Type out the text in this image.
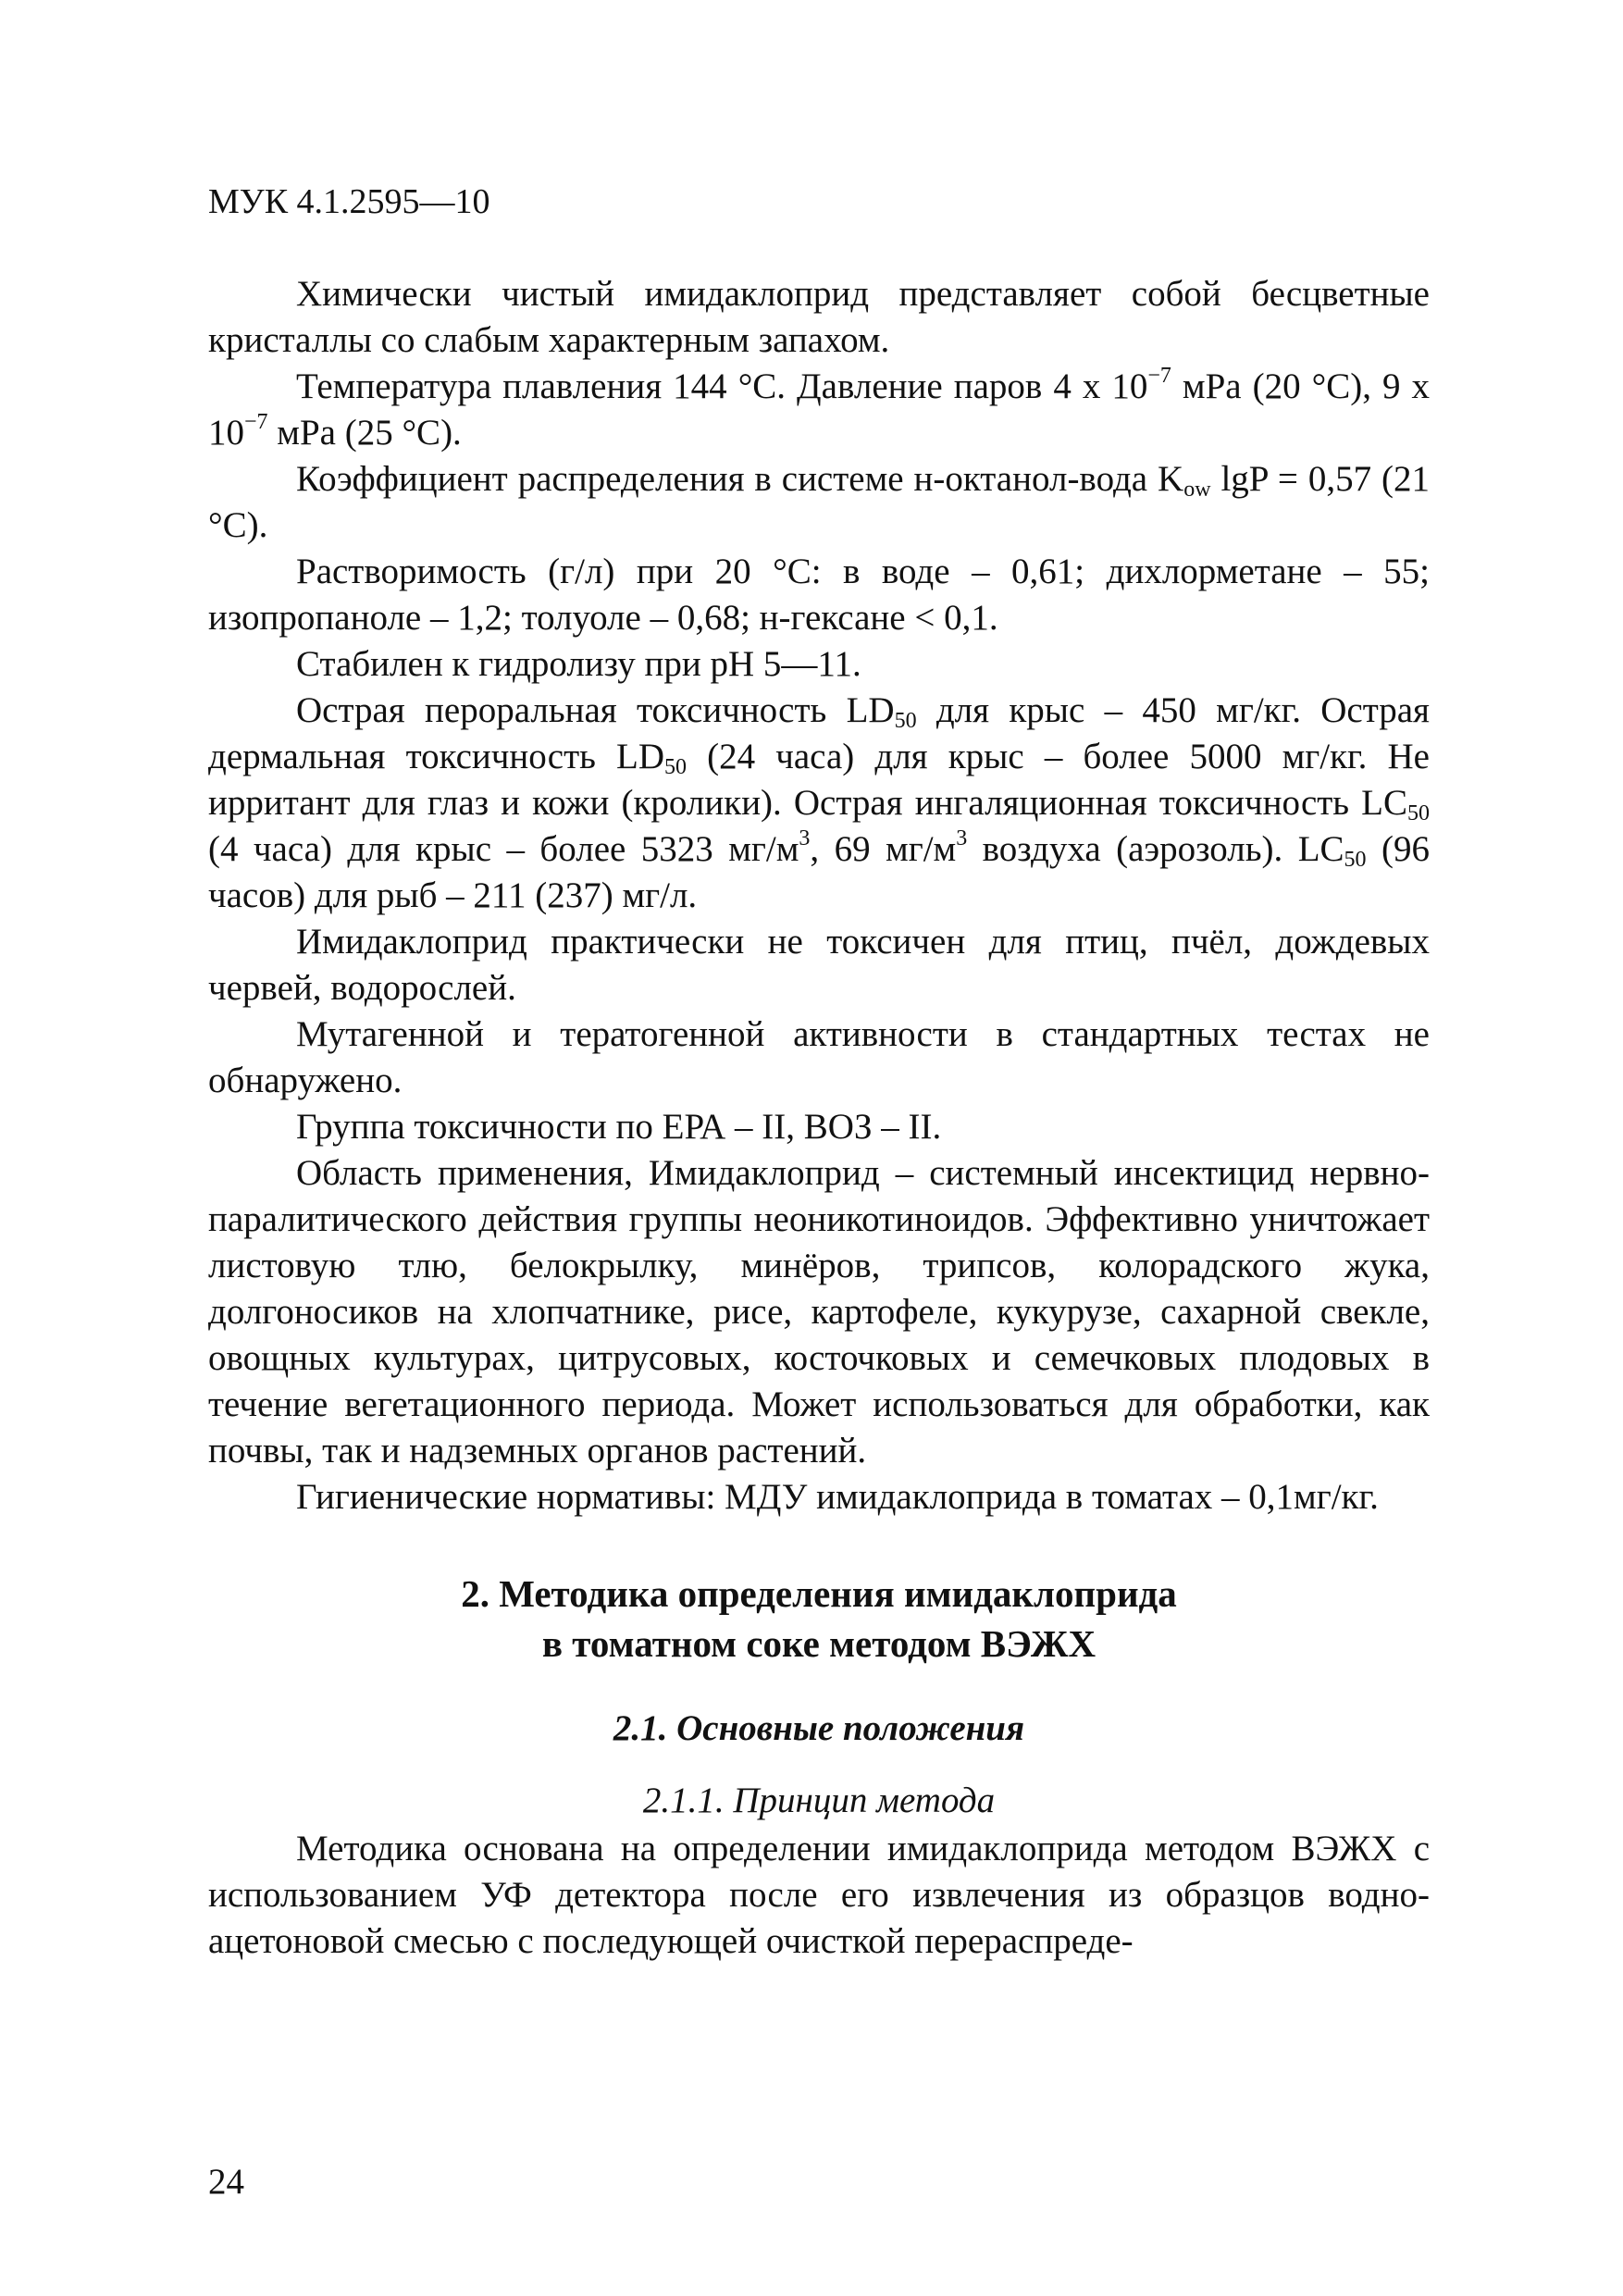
МУК 4.1.2595—10

Химически чистый имидаклоприд представляет собой бесцветные кристаллы со слабым характерным запахом.

Температура плавления 144 °С. Давление паров 4 х $10^{-7}$ мРа (20 °С), 9 х $10^{-7}$ мРа (25 °С).

Коэффициент распределения в системе н-октанол-вода $K_{ow}$ lgP = 0,57 (21 °С).

Растворимость (г/л) при 20 °С: в воде – 0,61; дихлорметане – 55; изопропаноле – 1,2; толуоле – 0,68; н-гексане < 0,1.

Стабилен к гидролизу при рН 5—11.

Острая пероральная токсичность $LD_{50}$ для крыс – 450 мг/кг. Острая дермальная токсичность $LD_{50}$ (24 часа) для крыс – более 5000 мг/кг. Не ирритант для глаз и кожи (кролики). Острая ингаляционная токсичность $LC_{50}$ (4 часа) для крыс – более 5323 $мг/м^3$, 69 $мг/м^3$ воздуха (аэрозоль). $LC_{50}$ (96 часов) для рыб – 211 (237) мг/л.

Имидаклоприд практически не токсичен для птиц, пчёл, дождевых червей, водорослей.

Мутагенной и тератогенной активности в стандартных тестах не обнаружено.

Группа токсичности по ЕРА – II, ВОЗ – II.

Область применения, Имидаклоприд – системный инсектицид нервно-паралитического действия группы неоникотиноидов. Эффективно уничтожает листовую тлю, белокрылку, минёров, трипсов, колорадского жука, долгоносиков на хлопчатнике, рисе, картофеле, кукурузе, сахарной свекле, овощных культурах, цитрусовых, косточковых и семечковых плодовых в течение вегетационного периода. Может использоваться для обработки, как почвы, так и надземных органов растений.

Гигиенические нормативы: МДУ имидаклоприда в томатах – 0,1мг/кг.

2. Методика определения имидаклоприда
в томатном соке методом ВЭЖХ
2.1. Основные положения
2.1.1. Принцип метода

Методика основана на определении имидаклоприда методом ВЭЖХ с использованием УФ детектора после его извлечения из образцов водно-ацетоновой смесью с последующей очисткой перераспреде-

24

### Given instruction
Find every line holding the word "ВЭЖХ"; give their count and nothing else.

### Worked answer
2